→ **Dataset records**:
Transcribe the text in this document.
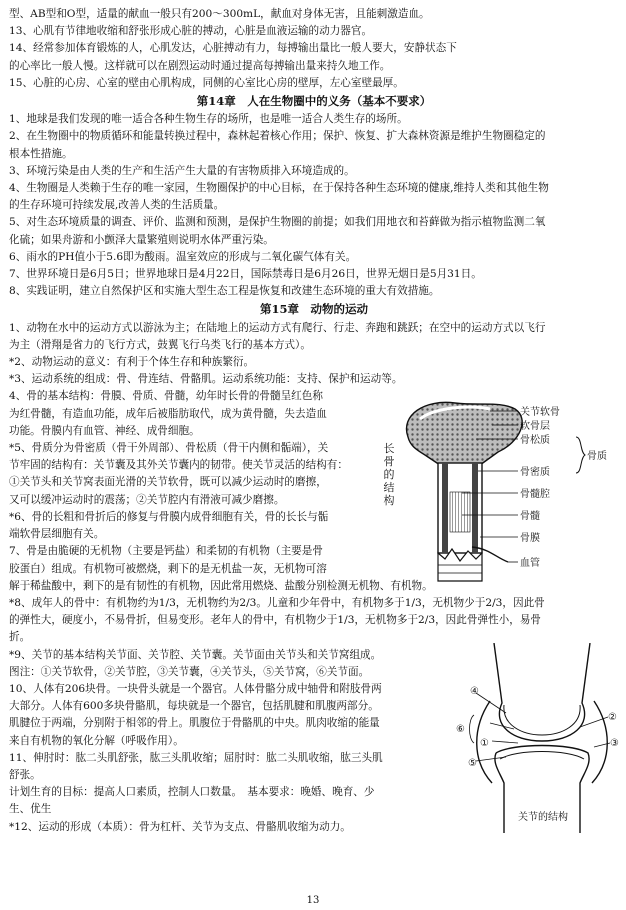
型、AB型和O型，适量的献血一般只有200～300mL，献血对身体无害，且能刺激造血。

13、心肌有节律地收缩和舒张形成心脏的搏动，心脏是血液运输的动力器官。

14、经常参加体育锻炼的人，心肌发达，心脏搏动有力，每搏输出量比一般人要大，安静状态下

的心率比一般人慢。这样就可以在剧烈运动时通过提高每搏输出量来持久地工作。

15、心脏的心房、心室的壁由心肌构成，同侧的心室比心房的壁厚，左心室壁最厚。

第14章　人在生物圈中的义务（基本不要求）

1、地球是我们发现的唯一适合各种生物生存的场所，也是唯一适合人类生存的场所。

2、在生物圈中的物质循环和能量转换过程中，森林起着核心作用；保护、恢复、扩大森林资源是维护生物圈稳定的

根本性措施。

3、环境污染是由人类的生产和生活产生大量的有害物质排入环境造成的。

4、生物圈是人类赖于生存的唯一家园，生物圈保护的中心目标，在于保持各种生态环境的健康,维持人类和其他生物

的生存环境可持续发展,改善人类的生活质量。

5、对生态环境质量的调查、评价、监测和预测，是保护生物圈的前提；如我们用地衣和苔藓做为指示植物监测二氧

化硫；如果舟游和小颤泽大量繁殖则说明水体严重污染。

6、雨水的PH值小于5.6即为酸雨。温室效应的形成与二氧化碳气体有关。

7、世界环境日是6月5日；世界地球日是4月22日，国际禁毒日是6月26日，世界无烟日是5月31日。

8、实践证明，建立自然保护区和实施大型生态工程是恢复和改建生态环境的重大有效措施。

第15章　动物的运动

1、动物在水中的运动方式以游泳为主；在陆地上的运动方式有爬行、行走、奔跑和跳跃；在空中的运动方式以飞行

为主（滑翔是省力的飞行方式，鼓翼飞行乌类飞行的基本方式）。

*2、动物运动的意义：有利于个体生存和种族繁衍。

*3、运动系统的组成：骨、骨连结、骨骼肌。运动系统功能：支持、保护和运动等。

4、骨的基本结构：骨膜、骨质、骨髓，幼年时长骨的骨髓呈红色称

为红骨髓，有造血功能，成年后被脂肪取代，成为黄骨髓，失去造血

功能。骨膜内有血管、神经、成骨细胞。

*5、骨质分为骨密质（骨干外周部）、骨松质（骨干内侧和骺端），关

节牢固的结构有：关节囊及其外关节囊内的韧带。使关节灵活的结构有：

①关节头和关节窝表面光滑的关节软骨，既可以减少运动时的磨擦，

又可以缓冲运动时的震荡；②关节腔内有滑液可减少磨擦。

*6、骨的长粗和骨折后的修复与骨膜内成骨细胞有关，骨的长长与骺

端软骨层细胞有关。

7、骨是由脆硬的无机物（主要是钙盐）和柔韧的有机物（主要是骨

胶蛋白）组成。有机物可被燃烧，剩下的是无机盐一灰，无机物可溶

解于稀盐酸中，剩下的是有韧性的有机物，因此常用燃烧、盐酸分别检测无机物、有机物。

*8、成年人的骨中：有机物约为1/3，无机物约为2/3。儿童和少年骨中，有机物多于1/3，无机物少于2/3，因此骨

的弹性大，硬度小，不易骨折，但易变形。老年人的骨中，有机物少于1/3，无机物多于2/3，因此骨弹性小，易骨

折。

*9、关节的基本结构关节面、关节腔、关节囊。关节面由关节头和关节窝组成。

图注：①关节软骨，②关节腔，③关节囊，④关节头，⑤关节窝，⑥关节面。

10、人体有206块骨。一块骨头就是一个器官。人体骨骼分成中轴骨和附肢骨两

大部分。人体有600多块骨骼肌，每块就是一个器官，包括肌腱和肌腹两部分。

肌腱位于两端，分别附于相邻的骨上。肌腹位于骨骼肌的中央。肌肉收缩的能量

来自有机物的氧化分解（呼吸作用）。

11、伸肘时：肱二头肌舒张，肱三头肌收缩；屈肘时：肱二头肌收缩，肱三头肌

舒张。

计划生育的目标：提高人口素质，控制人口数量。　基本要求：晚婚、晚育、少

生、优生

*12、运动的形成（本质）：骨为杠杆、关节为支点、骨骼肌收缩为动力。

长骨的结构
关节软骨
软骨层
骨松质
骨密质
骨髓腔
骨髓
骨膜
血管
骨质
④
⑥
①
②
③
⑤
关节的结构
13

→ **Task description**: Copy the records above exactly. The pictures are not part of the copy.

→ **Worked solution**:
Transcribe the text in this document.
型、AB型和O型，适量的献血一般只有200～300mL，献血对身体无害，且能刺激造血。

13、心肌有节律地收缩和舒张形成心脏的搏动，心脏是血液运输的动力器官。

14、经常参加体育锻炼的人，心肌发达，心脏搏动有力，每搏输出量比一般人要大，安静状态下

的心率比一般人慢。这样就可以在剧烈运动时通过提高每搏输出量来持久地工作。

15、心脏的心房、心室的壁由心肌构成，同侧的心室比心房的壁厚，左心室壁最厚。

第14章　人在生物圈中的义务（基本不要求）

1、地球是我们发现的唯一适合各种生物生存的场所，也是唯一适合人类生存的场所。

2、在生物圈中的物质循环和能量转换过程中，森林起着核心作用；保护、恢复、扩大森林资源是维护生物圈稳定的

根本性措施。

3、环境污染是由人类的生产和生活产生大量的有害物质排入环境造成的。

4、生物圈是人类赖于生存的唯一家园，生物圈保护的中心目标，在于保持各种生态环境的健康,维持人类和其他生物

的生存环境可持续发展,改善人类的生活质量。

5、对生态环境质量的调查、评价、监测和预测，是保护生物圈的前提；如我们用地衣和苔藓做为指示植物监测二氧

化硫；如果舟游和小颤泽大量繁殖则说明水体严重污染。

6、雨水的PH值小于5.6即为酸雨。温室效应的形成与二氧化碳气体有关。

7、世界环境日是6月5日；世界地球日是4月22日，国际禁毒日是6月26日，世界无烟日是5月31日。

8、实践证明，建立自然保护区和实施大型生态工程是恢复和改建生态环境的重大有效措施。

第15章　动物的运动

1、动物在水中的运动方式以游泳为主；在陆地上的运动方式有爬行、行走、奔跑和跳跃；在空中的运动方式以飞行

为主（滑翔是省力的飞行方式，鼓翼飞行乌类飞行的基本方式）。

*2、动物运动的意义：有利于个体生存和种族繁衍。

*3、运动系统的组成：骨、骨连结、骨骼肌。运动系统功能：支持、保护和运动等。

4、骨的基本结构：骨膜、骨质、骨髓，幼年时长骨的骨髓呈红色称

为红骨髓，有造血功能，成年后被脂肪取代，成为黄骨髓，失去造血

功能。骨膜内有血管、神经、成骨细胞。

*5、骨质分为骨密质（骨干外周部）、骨松质（骨干内侧和骺端），关

节牢固的结构有：关节囊及其外关节囊内的韧带。使关节灵活的结构有：

①关节头和关节窝表面光滑的关节软骨，既可以减少运动时的磨擦，

又可以缓冲运动时的震荡；②关节腔内有滑液可减少磨擦。

*6、骨的长粗和骨折后的修复与骨膜内成骨细胞有关，骨的长长与骺

端软骨层细胞有关。

7、骨是由脆硬的无机物（主要是钙盐）和柔韧的有机物（主要是骨

胶蛋白）组成。有机物可被燃烧，剩下的是无机盐一灰，无机物可溶

解于稀盐酸中，剩下的是有韧性的有机物，因此常用燃烧、盐酸分别检测无机物、有机物。

*8、成年人的骨中：有机物约为1/3，无机物约为2/3。儿童和少年骨中，有机物多于1/3，无机物少于2/3，因此骨

的弹性大，硬度小，不易骨折，但易变形。老年人的骨中，有机物少于1/3，无机物多于2/3，因此骨弹性小，易骨

折。

*9、关节的基本结构关节面、关节腔、关节囊。关节面由关节头和关节窝组成。

图注：①关节软骨，②关节腔，③关节囊，④关节头，⑤关节窝，⑥关节面。

10、人体有206块骨。一块骨头就是一个器官。人体骨骼分成中轴骨和附肢骨两

大部分。人体有600多块骨骼肌，每块就是一个器官，包括肌腱和肌腹两部分。

肌腱位于两端，分别附于相邻的骨上。肌腹位于骨骼肌的中央。肌肉收缩的能量

来自有机物的氧化分解（呼吸作用）。

11、伸肘时：肱二头肌舒张，肱三头肌收缩；屈肘时：肱二头肌收缩，肱三头肌

舒张。

计划生育的目标：提高人口素质，控制人口数量。　基本要求：晚婚、晚育、少

生、优生

*12、运动的形成（本质）：骨为杠杆、关节为支点、骨骼肌收缩为动力。

长骨的结构
关节软骨
软骨层
骨松质
骨密质
骨髓腔
骨髓
骨膜
血管
骨质
④
⑥
①
②
③
⑤
关节的结构
13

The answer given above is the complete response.